Repeat every record below exactly, but leave out any pictures.
--- START Input ---
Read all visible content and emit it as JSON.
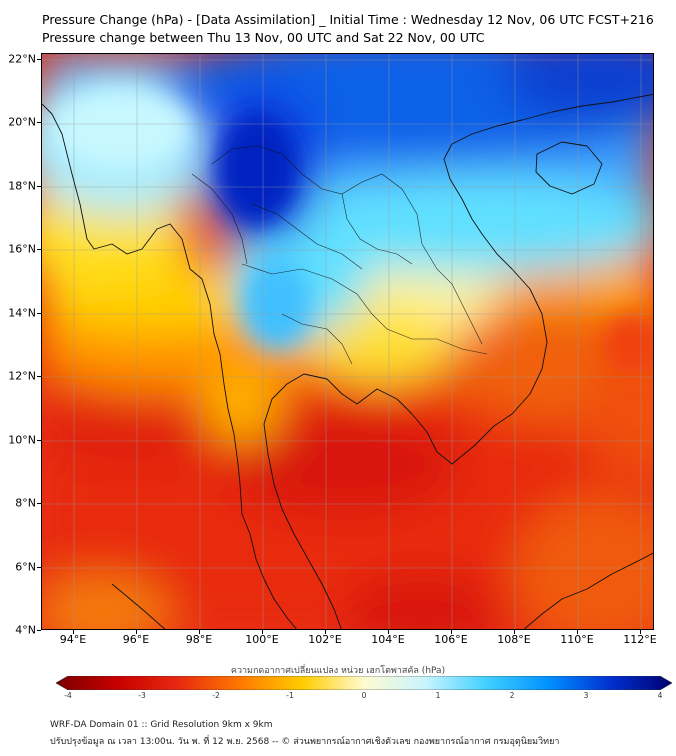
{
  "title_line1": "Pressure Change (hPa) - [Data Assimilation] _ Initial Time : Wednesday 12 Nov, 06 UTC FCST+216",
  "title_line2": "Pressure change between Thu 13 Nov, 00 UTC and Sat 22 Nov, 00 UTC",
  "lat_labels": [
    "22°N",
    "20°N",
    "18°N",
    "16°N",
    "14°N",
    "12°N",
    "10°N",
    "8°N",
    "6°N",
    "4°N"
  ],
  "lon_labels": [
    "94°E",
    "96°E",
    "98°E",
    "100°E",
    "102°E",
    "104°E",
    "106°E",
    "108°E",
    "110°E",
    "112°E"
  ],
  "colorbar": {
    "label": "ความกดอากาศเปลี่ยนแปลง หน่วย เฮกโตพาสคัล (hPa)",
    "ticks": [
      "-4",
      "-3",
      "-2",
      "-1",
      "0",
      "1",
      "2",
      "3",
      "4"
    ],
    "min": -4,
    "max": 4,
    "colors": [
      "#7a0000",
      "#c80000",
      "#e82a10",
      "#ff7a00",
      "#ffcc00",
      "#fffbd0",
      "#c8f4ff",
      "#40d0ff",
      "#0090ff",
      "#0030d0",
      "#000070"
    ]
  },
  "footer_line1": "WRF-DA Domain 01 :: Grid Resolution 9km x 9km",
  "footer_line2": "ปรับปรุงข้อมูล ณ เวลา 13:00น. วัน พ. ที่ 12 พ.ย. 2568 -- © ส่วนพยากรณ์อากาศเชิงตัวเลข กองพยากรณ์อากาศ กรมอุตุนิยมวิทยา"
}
--- END Input ---
Solution for this exercise ::
Read all visible content and emit it as JSON.
{
  "title_line1": "Pressure Change (hPa) - [Data Assimilation] _ Initial Time : Wednesday 12 Nov, 06 UTC FCST+216",
  "title_line2": "Pressure change between Thu 13 Nov, 00 UTC and Sat 22 Nov, 00 UTC",
  "lat_labels": [
    "22°N",
    "20°N",
    "18°N",
    "16°N",
    "14°N",
    "12°N",
    "10°N",
    "8°N",
    "6°N",
    "4°N"
  ],
  "lon_labels": [
    "94°E",
    "96°E",
    "98°E",
    "100°E",
    "102°E",
    "104°E",
    "106°E",
    "108°E",
    "110°E",
    "112°E"
  ],
  "colorbar": {
    "label": "ความกดอากาศเปลี่ยนแปลง หน่วย เฮกโตพาสคัล (hPa)",
    "ticks": [
      "-4",
      "-3",
      "-2",
      "-1",
      "0",
      "1",
      "2",
      "3",
      "4"
    ],
    "min": -4,
    "max": 4,
    "colors": [
      "#7a0000",
      "#c80000",
      "#e82a10",
      "#ff7a00",
      "#ffcc00",
      "#fffbd0",
      "#c8f4ff",
      "#40d0ff",
      "#0090ff",
      "#0030d0",
      "#000070"
    ]
  },
  "footer_line1": "WRF-DA Domain 01 :: Grid Resolution 9km x 9km",
  "footer_line2": "ปรับปรุงข้อมูล ณ เวลา 13:00น. วัน พ. ที่ 12 พ.ย. 2568 -- © ส่วนพยากรณ์อากาศเชิงตัวเลข กองพยากรณ์อากาศ กรมอุตุนิยมวิทยา"
}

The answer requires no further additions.